(DATASET EXTRACT)

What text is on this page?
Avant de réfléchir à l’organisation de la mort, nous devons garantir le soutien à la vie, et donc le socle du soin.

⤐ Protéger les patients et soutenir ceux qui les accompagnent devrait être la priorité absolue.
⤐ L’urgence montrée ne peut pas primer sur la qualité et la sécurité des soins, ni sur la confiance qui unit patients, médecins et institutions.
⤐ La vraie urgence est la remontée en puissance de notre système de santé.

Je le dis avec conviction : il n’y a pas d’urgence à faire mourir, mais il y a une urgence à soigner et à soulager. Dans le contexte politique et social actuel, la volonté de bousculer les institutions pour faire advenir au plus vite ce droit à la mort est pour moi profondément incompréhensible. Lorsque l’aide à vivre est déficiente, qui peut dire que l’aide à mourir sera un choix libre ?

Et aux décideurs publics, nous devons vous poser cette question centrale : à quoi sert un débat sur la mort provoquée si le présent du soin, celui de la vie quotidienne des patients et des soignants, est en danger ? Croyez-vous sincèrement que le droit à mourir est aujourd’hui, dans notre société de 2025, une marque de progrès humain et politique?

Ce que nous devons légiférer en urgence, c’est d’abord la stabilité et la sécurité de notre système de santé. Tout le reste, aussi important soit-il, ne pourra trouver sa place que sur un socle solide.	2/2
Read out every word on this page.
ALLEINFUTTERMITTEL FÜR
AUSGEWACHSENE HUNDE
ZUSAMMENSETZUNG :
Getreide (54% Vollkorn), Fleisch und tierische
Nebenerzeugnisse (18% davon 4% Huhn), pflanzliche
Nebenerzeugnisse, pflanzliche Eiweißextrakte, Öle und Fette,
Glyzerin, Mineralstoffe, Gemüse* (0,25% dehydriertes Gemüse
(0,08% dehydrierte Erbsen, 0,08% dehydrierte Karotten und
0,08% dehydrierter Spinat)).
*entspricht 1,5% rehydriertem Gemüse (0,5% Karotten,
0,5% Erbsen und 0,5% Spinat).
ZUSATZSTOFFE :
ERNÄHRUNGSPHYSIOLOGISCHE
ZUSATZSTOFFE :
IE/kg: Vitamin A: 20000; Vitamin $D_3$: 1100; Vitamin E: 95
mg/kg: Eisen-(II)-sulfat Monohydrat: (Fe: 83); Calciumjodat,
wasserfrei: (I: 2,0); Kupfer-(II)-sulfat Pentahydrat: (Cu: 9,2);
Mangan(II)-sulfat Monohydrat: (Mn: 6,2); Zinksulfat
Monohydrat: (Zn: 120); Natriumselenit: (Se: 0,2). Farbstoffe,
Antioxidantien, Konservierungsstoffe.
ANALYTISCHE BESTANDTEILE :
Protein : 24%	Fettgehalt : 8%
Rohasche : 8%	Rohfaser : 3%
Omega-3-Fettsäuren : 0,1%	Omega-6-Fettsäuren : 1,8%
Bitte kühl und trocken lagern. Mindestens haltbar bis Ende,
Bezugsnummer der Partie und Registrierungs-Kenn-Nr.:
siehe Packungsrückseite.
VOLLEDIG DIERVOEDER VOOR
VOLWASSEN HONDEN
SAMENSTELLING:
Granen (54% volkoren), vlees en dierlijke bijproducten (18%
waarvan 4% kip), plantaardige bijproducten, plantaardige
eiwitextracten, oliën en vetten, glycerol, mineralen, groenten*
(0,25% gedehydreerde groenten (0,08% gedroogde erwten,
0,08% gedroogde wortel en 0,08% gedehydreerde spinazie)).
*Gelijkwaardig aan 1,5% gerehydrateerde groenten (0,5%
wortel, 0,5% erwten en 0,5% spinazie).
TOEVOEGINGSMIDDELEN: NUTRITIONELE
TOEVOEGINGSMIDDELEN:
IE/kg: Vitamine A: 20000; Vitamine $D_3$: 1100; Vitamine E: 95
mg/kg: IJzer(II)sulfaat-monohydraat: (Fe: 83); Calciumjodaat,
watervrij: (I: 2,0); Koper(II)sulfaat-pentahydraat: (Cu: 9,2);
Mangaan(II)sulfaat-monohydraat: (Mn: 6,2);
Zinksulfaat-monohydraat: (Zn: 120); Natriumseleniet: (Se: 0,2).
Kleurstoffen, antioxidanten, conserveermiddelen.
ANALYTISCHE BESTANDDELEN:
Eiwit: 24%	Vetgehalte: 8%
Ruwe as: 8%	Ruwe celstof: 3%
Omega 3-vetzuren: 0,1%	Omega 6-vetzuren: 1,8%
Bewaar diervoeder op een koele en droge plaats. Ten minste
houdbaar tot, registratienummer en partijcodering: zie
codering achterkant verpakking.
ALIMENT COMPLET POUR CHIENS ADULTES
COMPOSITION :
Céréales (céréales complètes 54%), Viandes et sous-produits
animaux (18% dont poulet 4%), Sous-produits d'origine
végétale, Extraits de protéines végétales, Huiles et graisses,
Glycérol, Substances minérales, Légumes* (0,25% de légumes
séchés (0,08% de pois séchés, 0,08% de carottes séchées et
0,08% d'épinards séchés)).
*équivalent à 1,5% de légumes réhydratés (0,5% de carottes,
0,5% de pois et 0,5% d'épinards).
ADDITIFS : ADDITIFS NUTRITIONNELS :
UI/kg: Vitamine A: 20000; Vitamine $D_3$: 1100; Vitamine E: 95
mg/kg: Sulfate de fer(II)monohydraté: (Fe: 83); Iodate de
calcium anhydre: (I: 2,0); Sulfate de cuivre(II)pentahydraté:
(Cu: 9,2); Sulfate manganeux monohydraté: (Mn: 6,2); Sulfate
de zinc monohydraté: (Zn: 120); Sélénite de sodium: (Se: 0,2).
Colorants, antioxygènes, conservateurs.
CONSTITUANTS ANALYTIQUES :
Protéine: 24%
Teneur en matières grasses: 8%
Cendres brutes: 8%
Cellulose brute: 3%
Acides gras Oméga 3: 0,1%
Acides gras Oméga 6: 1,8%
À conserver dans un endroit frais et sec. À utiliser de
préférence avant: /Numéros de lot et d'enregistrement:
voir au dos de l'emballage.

(End DATASET EXTRACT)

● WHAT IS BEING ASKED: If a line of the records above holds the word "page", show it.

● ANSWER AREA:
What text is on this page?
Read out every word on this page.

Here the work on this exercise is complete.